- PROBLEM REQUIREMENTS
Search the data for the string "with" and gather each line it is in.

- Entries taken from a collection
====

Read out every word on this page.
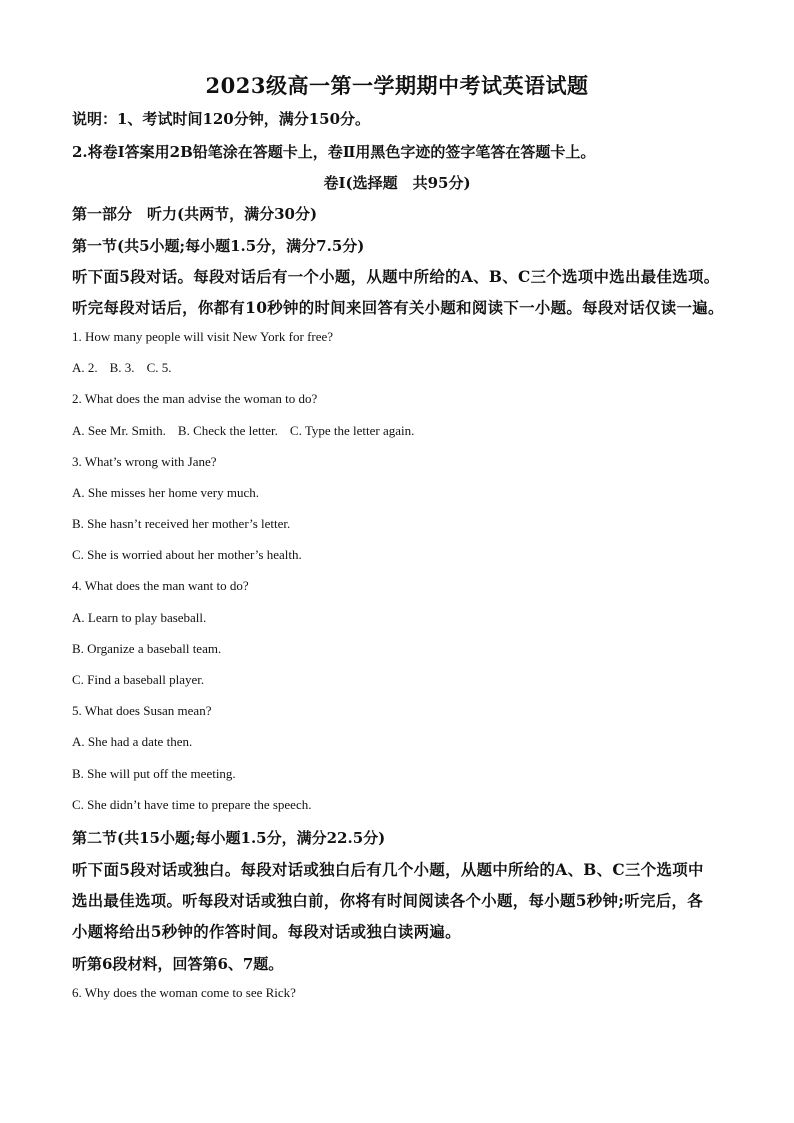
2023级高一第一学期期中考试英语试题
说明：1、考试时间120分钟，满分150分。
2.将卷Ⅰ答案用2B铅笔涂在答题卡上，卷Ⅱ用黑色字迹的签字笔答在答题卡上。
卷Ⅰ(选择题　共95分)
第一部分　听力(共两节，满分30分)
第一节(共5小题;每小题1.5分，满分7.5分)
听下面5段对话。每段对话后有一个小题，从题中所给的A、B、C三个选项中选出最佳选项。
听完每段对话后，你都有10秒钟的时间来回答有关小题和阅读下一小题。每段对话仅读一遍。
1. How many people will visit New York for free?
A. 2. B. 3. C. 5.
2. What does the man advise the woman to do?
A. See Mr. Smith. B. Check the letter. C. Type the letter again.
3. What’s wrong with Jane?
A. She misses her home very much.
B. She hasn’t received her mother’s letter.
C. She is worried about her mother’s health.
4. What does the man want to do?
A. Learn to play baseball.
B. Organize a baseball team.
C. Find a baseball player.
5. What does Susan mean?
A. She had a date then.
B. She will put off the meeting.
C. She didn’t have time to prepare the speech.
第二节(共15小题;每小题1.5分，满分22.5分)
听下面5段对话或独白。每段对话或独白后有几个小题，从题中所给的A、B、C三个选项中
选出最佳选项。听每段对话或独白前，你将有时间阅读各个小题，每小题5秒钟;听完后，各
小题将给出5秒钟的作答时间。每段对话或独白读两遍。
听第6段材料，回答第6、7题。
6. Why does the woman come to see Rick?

====

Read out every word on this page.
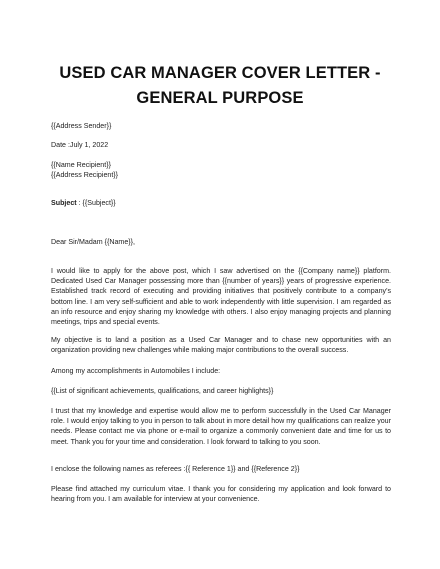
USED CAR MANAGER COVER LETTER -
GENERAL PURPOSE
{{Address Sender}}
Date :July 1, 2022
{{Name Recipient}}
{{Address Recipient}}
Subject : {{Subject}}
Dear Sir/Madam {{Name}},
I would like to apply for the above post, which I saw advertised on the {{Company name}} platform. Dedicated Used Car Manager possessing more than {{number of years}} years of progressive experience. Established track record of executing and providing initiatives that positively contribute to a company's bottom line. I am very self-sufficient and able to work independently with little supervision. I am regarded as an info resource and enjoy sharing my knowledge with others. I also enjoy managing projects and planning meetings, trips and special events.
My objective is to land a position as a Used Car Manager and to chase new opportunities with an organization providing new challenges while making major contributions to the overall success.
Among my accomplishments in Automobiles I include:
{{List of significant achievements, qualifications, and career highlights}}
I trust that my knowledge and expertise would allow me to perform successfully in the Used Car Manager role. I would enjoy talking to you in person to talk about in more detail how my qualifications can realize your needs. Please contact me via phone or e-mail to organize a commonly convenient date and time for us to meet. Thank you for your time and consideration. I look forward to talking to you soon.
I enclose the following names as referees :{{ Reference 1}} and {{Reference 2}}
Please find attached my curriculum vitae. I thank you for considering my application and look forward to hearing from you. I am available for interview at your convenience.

====

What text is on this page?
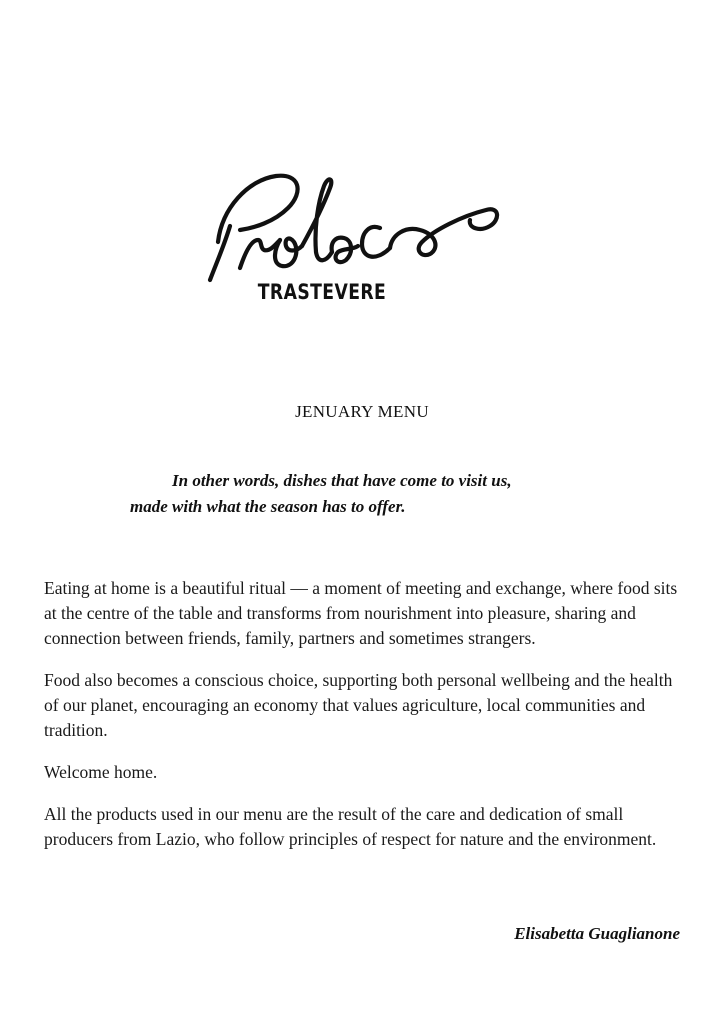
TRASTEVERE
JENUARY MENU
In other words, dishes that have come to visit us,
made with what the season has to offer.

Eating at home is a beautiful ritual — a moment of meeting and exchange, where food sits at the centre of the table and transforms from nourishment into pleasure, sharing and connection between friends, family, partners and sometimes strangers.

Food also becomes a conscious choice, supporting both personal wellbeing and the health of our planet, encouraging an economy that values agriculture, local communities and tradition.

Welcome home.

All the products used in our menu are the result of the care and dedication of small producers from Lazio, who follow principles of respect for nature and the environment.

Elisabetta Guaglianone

====

- THE ANSWER
3. What’s wrong with Jane?
I would like to apply for the above post, which I saw advertised on the {{Company name}} platform. Dedicated Used Car Manager possessing more than {{number of years}} years of progressive experience. Established track record of executing and providing initiatives that positively contribute to a company's bottom line. I am very self-sufficient and able to work independently with little supervision. I am regarded as an info resource and enjoy sharing my knowledge with others. I also enjoy managing projects and planning meetings, trips and special events.
My objective is to land a position as a Used Car Manager and to chase new opportunities with an organization providing new challenges while making major contributions to the overall success.
made with what the season has to offer.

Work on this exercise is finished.